**Problem description:** Retype the material below. Keep every word exactly as it is.

**Raw records:**
________________

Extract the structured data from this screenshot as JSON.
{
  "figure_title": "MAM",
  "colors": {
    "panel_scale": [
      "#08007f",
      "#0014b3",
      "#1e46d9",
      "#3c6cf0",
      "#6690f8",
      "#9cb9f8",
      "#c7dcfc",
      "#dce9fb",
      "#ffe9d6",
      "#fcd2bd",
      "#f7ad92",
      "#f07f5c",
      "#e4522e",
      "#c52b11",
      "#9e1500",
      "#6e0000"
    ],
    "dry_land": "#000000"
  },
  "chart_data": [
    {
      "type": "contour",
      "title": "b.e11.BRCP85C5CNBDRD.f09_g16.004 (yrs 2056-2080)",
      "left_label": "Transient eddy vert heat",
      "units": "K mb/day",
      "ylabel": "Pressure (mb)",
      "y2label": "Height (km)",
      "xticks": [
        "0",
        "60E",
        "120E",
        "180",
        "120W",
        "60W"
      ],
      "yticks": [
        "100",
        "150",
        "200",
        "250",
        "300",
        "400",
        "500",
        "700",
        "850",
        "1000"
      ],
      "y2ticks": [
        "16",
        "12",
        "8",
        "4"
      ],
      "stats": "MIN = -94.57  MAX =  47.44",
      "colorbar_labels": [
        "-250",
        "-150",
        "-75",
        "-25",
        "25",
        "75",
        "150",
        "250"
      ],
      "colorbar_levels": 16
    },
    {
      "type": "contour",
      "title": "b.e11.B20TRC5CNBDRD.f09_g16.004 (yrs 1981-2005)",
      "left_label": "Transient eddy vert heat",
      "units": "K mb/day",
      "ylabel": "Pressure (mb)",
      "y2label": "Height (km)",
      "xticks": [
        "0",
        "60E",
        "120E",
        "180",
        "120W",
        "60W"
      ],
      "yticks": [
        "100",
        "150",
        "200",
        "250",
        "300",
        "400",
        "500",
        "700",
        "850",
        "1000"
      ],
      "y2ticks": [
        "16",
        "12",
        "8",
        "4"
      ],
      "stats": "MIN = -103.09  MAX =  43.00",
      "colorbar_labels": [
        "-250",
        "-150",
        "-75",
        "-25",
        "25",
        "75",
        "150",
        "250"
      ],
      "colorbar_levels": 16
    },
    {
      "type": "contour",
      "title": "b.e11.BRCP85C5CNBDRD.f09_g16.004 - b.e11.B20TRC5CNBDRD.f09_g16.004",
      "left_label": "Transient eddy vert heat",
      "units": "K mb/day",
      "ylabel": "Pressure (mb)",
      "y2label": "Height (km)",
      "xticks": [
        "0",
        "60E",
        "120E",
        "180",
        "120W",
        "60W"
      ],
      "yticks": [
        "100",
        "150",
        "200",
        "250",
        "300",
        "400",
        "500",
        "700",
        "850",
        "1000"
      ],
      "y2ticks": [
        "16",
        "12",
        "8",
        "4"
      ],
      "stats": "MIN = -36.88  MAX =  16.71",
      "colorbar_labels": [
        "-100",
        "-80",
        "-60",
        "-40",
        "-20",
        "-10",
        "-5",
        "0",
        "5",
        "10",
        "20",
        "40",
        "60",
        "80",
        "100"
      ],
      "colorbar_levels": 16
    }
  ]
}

________________

**Solution:**
Extract the structured data from this screenshot as JSON.
{
  "figure_title": "MAM",
  "colors": {
    "panel_scale": [
      "#08007f",
      "#0014b3",
      "#1e46d9",
      "#3c6cf0",
      "#6690f8",
      "#9cb9f8",
      "#c7dcfc",
      "#dce9fb",
      "#ffe9d6",
      "#fcd2bd",
      "#f7ad92",
      "#f07f5c",
      "#e4522e",
      "#c52b11",
      "#9e1500",
      "#6e0000"
    ],
    "dry_land": "#000000"
  },
  "chart_data": [
    {
      "type": "contour",
      "title": "b.e11.BRCP85C5CNBDRD.f09_g16.004 (yrs 2056-2080)",
      "left_label": "Transient eddy vert heat",
      "units": "K mb/day",
      "ylabel": "Pressure (mb)",
      "y2label": "Height (km)",
      "xticks": [
        "0",
        "60E",
        "120E",
        "180",
        "120W",
        "60W"
      ],
      "yticks": [
        "100",
        "150",
        "200",
        "250",
        "300",
        "400",
        "500",
        "700",
        "850",
        "1000"
      ],
      "y2ticks": [
        "16",
        "12",
        "8",
        "4"
      ],
      "stats": "MIN = -94.57  MAX =  47.44",
      "colorbar_labels": [
        "-250",
        "-150",
        "-75",
        "-25",
        "25",
        "75",
        "150",
        "250"
      ],
      "colorbar_levels": 16
    },
    {
      "type": "contour",
      "title": "b.e11.B20TRC5CNBDRD.f09_g16.004 (yrs 1981-2005)",
      "left_label": "Transient eddy vert heat",
      "units": "K mb/day",
      "ylabel": "Pressure (mb)",
      "y2label": "Height (km)",
      "xticks": [
        "0",
        "60E",
        "120E",
        "180",
        "120W",
        "60W"
      ],
      "yticks": [
        "100",
        "150",
        "200",
        "250",
        "300",
        "400",
        "500",
        "700",
        "850",
        "1000"
      ],
      "y2ticks": [
        "16",
        "12",
        "8",
        "4"
      ],
      "stats": "MIN = -103.09  MAX =  43.00",
      "colorbar_labels": [
        "-250",
        "-150",
        "-75",
        "-25",
        "25",
        "75",
        "150",
        "250"
      ],
      "colorbar_levels": 16
    },
    {
      "type": "contour",
      "title": "b.e11.BRCP85C5CNBDRD.f09_g16.004 - b.e11.B20TRC5CNBDRD.f09_g16.004",
      "left_label": "Transient eddy vert heat",
      "units": "K mb/day",
      "ylabel": "Pressure (mb)",
      "y2label": "Height (km)",
      "xticks": [
        "0",
        "60E",
        "120E",
        "180",
        "120W",
        "60W"
      ],
      "yticks": [
        "100",
        "150",
        "200",
        "250",
        "300",
        "400",
        "500",
        "700",
        "850",
        "1000"
      ],
      "y2ticks": [
        "16",
        "12",
        "8",
        "4"
      ],
      "stats": "MIN = -36.88  MAX =  16.71",
      "colorbar_labels": [
        "-100",
        "-80",
        "-60",
        "-40",
        "-20",
        "-10",
        "-5",
        "0",
        "5",
        "10",
        "20",
        "40",
        "60",
        "80",
        "100"
      ],
      "colorbar_levels": 16
    }
  ]
}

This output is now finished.